■ **EXTRAIT DU DOCUMENT**
Quelques siècles plus tard, l'arrivée des Celtes donna naissance à un peuple celto-ligure « très nombreux » selon Polybe, belliqueux mais néanmoins civilisé et commerçant, dont César vanta la bravoure : les Ésubiens[4][5],[6]. L'ouvrage Histoire des Gaules place aussi les Ésubiens dans la vallée de l'Ubaye[7].
Au IIIe siècle av. J.-C., les Esubiens se confédérèrent avec leurs voisins des Alpes du Sud, donnant naissance à une confédération d'une douzaine de tribus.
D'après certains auteurs anciens, comme le marquis de Saint-Simon ou Aymar du Rivail, ce fut dans la vallée de l'Ubaye que se fit le passage des Alpes par Hannibal, au col du Longet ou au col de Larche. Il existe par ailleurs, près du col de la Bonette, un lieu-dit de la « Pierre d'Hannibal ». D'après Paul Azan, les Ésubiens auraient fait partie des peuplades alpines s'étant alliées avec Hannibal contre Rome[8]. Cependant, ces hypothèses sont rejetées par les historiens modernes[3][9].
En 58 av. J.-C., les Esubiens firent partie de l'alliance qui tenta d'empêcher César de franchir les Alpes au col du Montgenèvre. Les Romains furent vainqueur grâce à l'appui de Donnus, un roitelet ligure romanisé allié de Rome, qui régnait sur un petit royaume dans l'actuelle partie italienne des Alpes du Sud et qui avait Segusio (Suse) pour capitale. En récompense, César agrandit le royaume de Donnus de la vallée de la Haute-Durance et de la vallée de l'Ubaye (appelée Vallis Montium par les Romains, la « vallée des Monts »), signant la fin de l'indépendance ésubienne[10].
À la mort de Donnus en 44 av. J.-C., la vallée de l'Ubaye passa donc à son fils, Marcus Julius Cottius. En 14 av. J.-C., ce dernier se révolta contre Auguste, puis voyant qu'il ne pouvait vaincre, capitula. Son royaume fut intégré à l'Empire romain et divisé en deux provinces. La vallée de l'Ubaye, maintenant terre romaine, fut intégré à une petite province ayant l'actuelle Embrun pour capitale et gouverné par un certain Albanus Bassulus. Peu après, cette petite province fut intégrée à la Gaule narbonnaise[11]. En 36 apr. J.-C., la vallée fut intégrée par Néron dans la province des Alpes Cottiennes.
L'archéologie confirme l'implantation romaine dans la commune de Faucon-de-Barcelonnette (présence de tombeaux et autres vestiges)[12]. Par ailleurs, une voie romaine reliant l'Italie à Gap traversait la vallée, passant par le col de Larche. Par ailleurs, il est possible qu'un camp militaire romain ait été installé près de l'actuel village de Tournoux, hameau aval de Saint-Paul. D'ailleurs, le nom de ce hameau proviendrait de Turnus, un général romain, ou alors d'après d'autres sources du mot "Turris Nova", ce qui pourrait confirmer une implantation militaire[13].

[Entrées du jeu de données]

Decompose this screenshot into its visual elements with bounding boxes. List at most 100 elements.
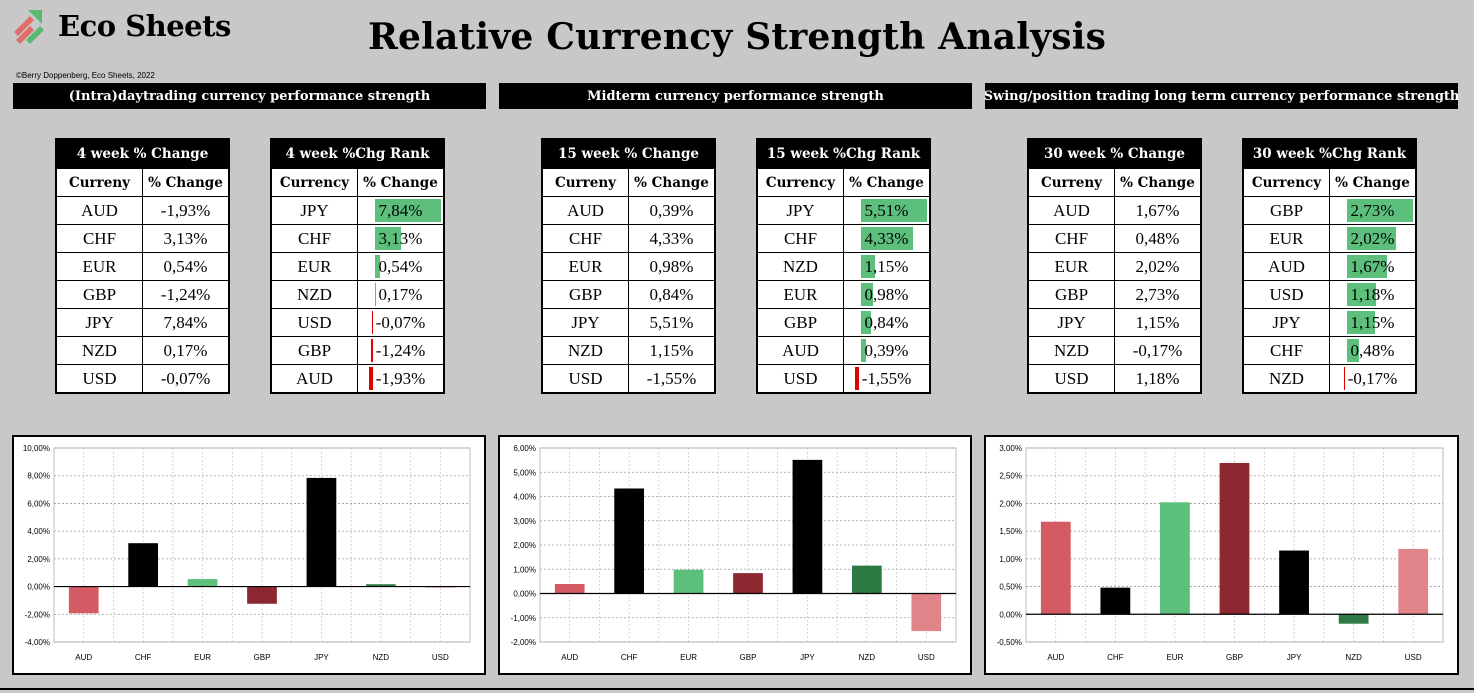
change-value: 0,54% <box>378 256 423 276</box>
y-tick-label: 5,00% <box>513 468 536 477</box>
table-row: USD -1,55% <box>758 364 929 392</box>
rank-bar-positive <box>1347 339 1359 362</box>
table-row: GBP 0,84% <box>758 308 929 336</box>
x-tick-label: NZD <box>373 653 390 662</box>
currency-cell: USD <box>1244 281 1330 308</box>
change-table-15w: 15 week % Change Curreny % Change AUD 0,39% C… <box>541 138 716 394</box>
chart-4w: 10,00% 8,00% 6,00% 4,00% 2,00% 0,00% -2,00% -4,… <box>12 435 486 675</box>
bar-aud <box>68 586 99 614</box>
table-title: 15 week % Change <box>543 140 714 168</box>
change-cell: 0,39% <box>629 197 714 224</box>
currency-cell: CHF <box>1029 225 1115 252</box>
table-header-row: Curreny % Change <box>57 168 228 196</box>
x-tick-label: GBP <box>740 653 757 662</box>
change-cell: 1,67% <box>1115 197 1200 224</box>
y-tick-label: 1,00% <box>513 565 536 574</box>
change-value: -1,55% <box>861 368 912 388</box>
header-change: % Change <box>634 174 709 191</box>
table-row: EUR 2,02% <box>1244 224 1415 252</box>
x-tick-label: EUR <box>680 653 697 662</box>
change-value: 0,48% <box>1350 340 1395 360</box>
change-cell: 5,51% <box>629 309 714 336</box>
y-tick-label: 0,00% <box>999 610 1022 619</box>
currency-cell: JPY <box>57 309 143 336</box>
table-title: 4 week %Chg Rank <box>272 140 443 168</box>
rank-bar-positive <box>861 227 913 250</box>
currency-cell: CHF <box>1244 337 1330 364</box>
y-tick-label: 2,00% <box>513 541 536 550</box>
table-row: CHF 0,48% <box>1244 336 1415 364</box>
currency-cell: JPY <box>1029 309 1115 336</box>
change-cell: 2,02% <box>1330 225 1415 252</box>
chart-svg: 6,00% 5,00% 4,00% 3,00% 2,00% 1,00% 0,00% -1,00… <box>511 444 957 662</box>
rank-bar-positive <box>375 199 441 222</box>
x-tick-label: NZD <box>1345 653 1362 662</box>
change-cell: 0,48% <box>1330 337 1415 364</box>
change-value: 1,18% <box>1135 368 1180 388</box>
change-value: 3,13% <box>163 228 208 248</box>
x-tick-label: USD <box>1405 653 1422 662</box>
table-row: USD 1,18% <box>1029 364 1200 392</box>
change-value: 3,13% <box>378 228 423 248</box>
x-tick-label: JPY <box>1287 653 1302 662</box>
currency-cell: NZD <box>272 281 358 308</box>
change-cell: -1,93% <box>358 365 443 392</box>
table-title: 30 week % Change <box>1029 140 1200 168</box>
header-currency: Curreny <box>57 169 143 196</box>
currency-cell: NZD <box>543 337 629 364</box>
bar-chf <box>128 543 158 587</box>
change-value: 0,48% <box>1135 228 1180 248</box>
change-cell: 0,84% <box>844 309 929 336</box>
bar-jpy <box>792 459 823 594</box>
table-row: NZD 1,15% <box>543 336 714 364</box>
currency-cell: USD <box>543 365 629 392</box>
currency-cell: CHF <box>758 225 844 252</box>
change-cell: 0,54% <box>143 253 228 280</box>
bottom-rule <box>0 688 1474 690</box>
bar-chf <box>1100 587 1131 615</box>
header-change: % Change <box>148 174 223 191</box>
rank-bar-positive <box>1347 311 1375 334</box>
bar-jpy <box>1279 550 1309 615</box>
currency-cell: NZD <box>1244 365 1330 392</box>
bar-gbp <box>247 586 277 604</box>
logo-stripe-green <box>26 26 44 44</box>
logo-stripe-pink <box>16 26 34 44</box>
x-tick-label: AUD <box>75 653 92 662</box>
change-value: 0,84% <box>864 312 909 332</box>
currency-cell: NZD <box>758 253 844 280</box>
rank-table-4w: 4 week %Chg Rank Currency % Change JPY 7,84%… <box>270 138 445 394</box>
currency-cell: NZD <box>1029 337 1115 364</box>
table-title: 15 week %Chg Rank <box>758 140 929 168</box>
y-tick-label: 1,00% <box>999 555 1022 564</box>
table-header-row: Curreny % Change <box>1029 168 1200 196</box>
y-tick-label: 4,00% <box>513 493 536 502</box>
table-row: CHF 3,13% <box>272 224 443 252</box>
y-tick-label: 2,50% <box>999 472 1022 481</box>
chart-15w: 6,00% 5,00% 4,00% 3,00% 2,00% 1,00% 0,00% -1,00… <box>498 435 972 675</box>
bar-eur <box>673 569 704 594</box>
table-row: EUR 0,98% <box>758 280 929 308</box>
change-cell: 4,33% <box>844 225 929 252</box>
change-value: 1,15% <box>649 340 694 360</box>
table-row: NZD 0,17% <box>272 280 443 308</box>
currency-cell: AUD <box>272 365 358 392</box>
table-row: USD -0,07% <box>272 308 443 336</box>
y-tick-label: 0,00% <box>513 590 536 599</box>
y-tick-label: -2,00% <box>511 638 536 647</box>
table-row: GBP -1,24% <box>272 336 443 364</box>
change-cell: -1,24% <box>358 337 443 364</box>
table-row: GBP -1,24% <box>57 280 228 308</box>
change-cell: -1,55% <box>629 365 714 392</box>
y-tick-label: 1,50% <box>999 527 1022 536</box>
change-value: -1,55% <box>646 368 697 388</box>
change-value: 4,33% <box>649 228 694 248</box>
x-tick-label: AUD <box>561 653 578 662</box>
brand-logo: Eco Sheets <box>12 4 231 48</box>
section-header-midterm: Midterm currency performance strength <box>499 83 972 109</box>
copyright: ©Berry Doppenberg, Eco Sheets, 2022 <box>16 71 155 80</box>
bar-nzd <box>1338 614 1369 624</box>
change-cell: 3,13% <box>143 225 228 252</box>
x-tick-label: GBP <box>254 653 271 662</box>
change-cell: 1,18% <box>1330 281 1415 308</box>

■ **TRAVAIL DEMANDÉ**
a) Extrayez du texte sur la vallée de l'Ubaye le passage qui va de « En 58 av. J.-C., les » à « de l'indépendance ésubienne[10]. ».
b) Mettez sous forme de tableau Markdown à deux colonnes, N° et Ligne, les lignes des enregistrements comprises entre la ligne contenant « change-value: 0,54% <box>378 » et la ligne contenant « y-tick-label: 0,00% <box>999 », ces deux lignes incluses. Omettez les lignes vides.
Le texte et les enregistrements n'ont aucun lien entre eux.

■ **CORRIGÉ**
a)
En 58 av. J.-C., les Esubiens firent partie de l'alliance qui tenta d'empêcher César de franchir les Alpes au col du Montgenèvre. Les Romains furent vainqueur grâce à l'appui de Donnus, un roitelet ligure romanisé allié de Rome, qui régnait sur un petit royaume dans l'actuelle partie italienne des Alpes du Sud et qui avait Segusio (Suse) pour capitale. En récompense, César agrandit le royaume de Donnus de la vallée de la Haute-Durance et de la vallée de l'Ubaye (appelée Vallis Montium par les Romains, la « vallée des Monts »), signant la fin de l'indépendance ésubienne[10].

b)
| N° | Ligne |
|---|---|
| 1 | change-value: 0,54% <box>378 256 423 276</box> |
| 2 | y-tick-label: 5,00% <box>513 468 536 477</box> |
| 3 | table-row: USD -1,55% <box>758 364 929 392</box> |
| 4 | rank-bar-positive <box>1347 339 1359 362</box> |
| 5 | table-row: GBP 0,84% <box>758 308 929 336</box> |
| 6 | x-tick-label: NZD <box>373 653 390 662</box> |
| 7 | currency-cell: USD <box>1244 281 1330 308</box> |
| 8 | change-table-15w: 15 week % Change Curreny % Change AUD 0,39% C… <box>541 138 716 394</box> |
| 9 | chart-4w: 10,00% 8,00% 6,00% 4,00% 2,00% 0,00% -2,00% -4,… <box>12 435 486 675</box> |
| 10 | bar-aud <box>68 586 99 614</box> |
| 11 | table-title: 15 week % Change <box>543 140 714 168</box> |
| 12 | change-cell: 0,39% <box>629 197 714 224</box> |
| 13 | currency-cell: CHF <box>1029 225 1115 252</box> |
| 14 | table-header-row: Curreny % Change <box>57 168 228 196</box> |
| 15 | x-tick-label: GBP <box>740 653 757 662</box> |
| 16 | change-cell: 1,67% <box>1115 197 1200 224</box> |
| 17 | y-tick-label: 1,00% <box>513 565 536 574</box> |
| 18 | change-value: -1,55% <box>861 368 912 388</box> |
| 19 | header-change: % Change <box>634 174 709 191</box> |
| 20 | table-row: EUR 2,02% <box>1244 224 1415 252</box> |
| 21 | x-tick-label: EUR <box>680 653 697 662</box> |
| 22 | change-value: 0,48% <box>1350 340 1395 360</box> |
| 23 | change-cell: 5,51% <box>629 309 714 336</box> |
| 24 | y-tick-label: 0,00% <box>999 610 1022 619</box> |